"""
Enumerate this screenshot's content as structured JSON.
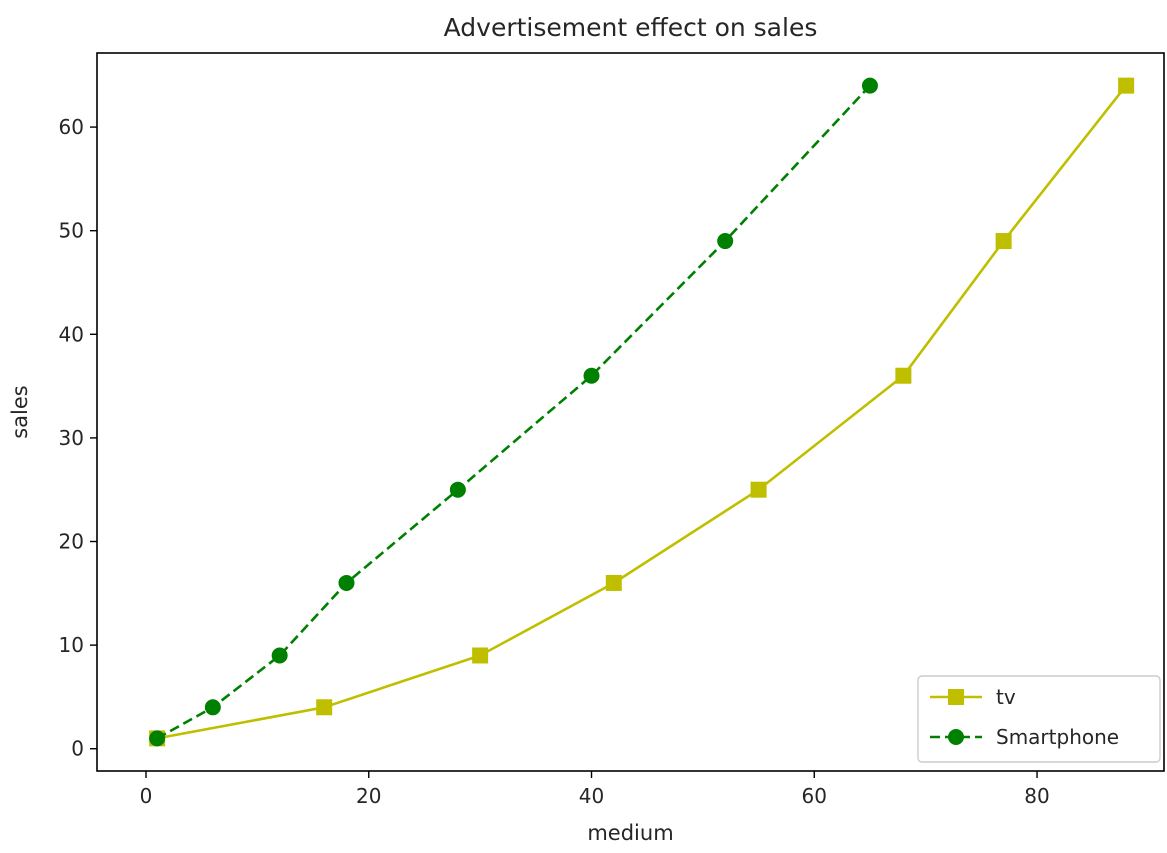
{
  "chart_data": {
    "type": "line",
    "title": "Advertisement effect on sales",
    "xlabel": "medium",
    "ylabel": "sales",
    "xlim": [
      -4.4,
      91.4
    ],
    "ylim": [
      -2.15,
      67.15
    ],
    "xticks": [
      0,
      20,
      40,
      60,
      80
    ],
    "yticks": [
      0,
      10,
      20,
      30,
      40,
      50,
      60
    ],
    "grid": false,
    "legend_position": "lower right",
    "series": [
      {
        "name": "tv",
        "color": "#bfbf00",
        "linestyle": "solid",
        "marker": "square",
        "x": [
          1,
          16,
          30,
          42,
          55,
          68,
          77,
          88
        ],
        "y": [
          1,
          4,
          9,
          16,
          25,
          36,
          49,
          64
        ]
      },
      {
        "name": "Smartphone",
        "color": "#008000",
        "linestyle": "dashed",
        "marker": "circle",
        "x": [
          1,
          6,
          12,
          18,
          28,
          40,
          52,
          65
        ],
        "y": [
          1,
          4,
          9,
          16,
          25,
          36,
          49,
          64
        ]
      }
    ]
  }
}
"""
__EXERCISE GOAL__: Leave the pictures out and output the rest of the listing exactly.

__THE COMPLETED TASK__:
Enumerate this screenshot's content as structured JSON.
{
  "chart_data": {
    "type": "line",
    "title": "Advertisement effect on sales",
    "xlabel": "medium",
    "ylabel": "sales",
    "xlim": [
      -4.4,
      91.4
    ],
    "ylim": [
      -2.15,
      67.15
    ],
    "xticks": [
      0,
      20,
      40,
      60,
      80
    ],
    "yticks": [
      0,
      10,
      20,
      30,
      40,
      50,
      60
    ],
    "grid": false,
    "legend_position": "lower right",
    "series": [
      {
        "name": "tv",
        "color": "#bfbf00",
        "linestyle": "solid",
        "marker": "square",
        "x": [
          1,
          16,
          30,
          42,
          55,
          68,
          77,
          88
        ],
        "y": [
          1,
          4,
          9,
          16,
          25,
          36,
          49,
          64
        ]
      },
      {
        "name": "Smartphone",
        "color": "#008000",
        "linestyle": "dashed",
        "marker": "circle",
        "x": [
          1,
          6,
          12,
          18,
          28,
          40,
          52,
          65
        ],
        "y": [
          1,
          4,
          9,
          16,
          25,
          36,
          49,
          64
        ]
      }
    ]
  }
}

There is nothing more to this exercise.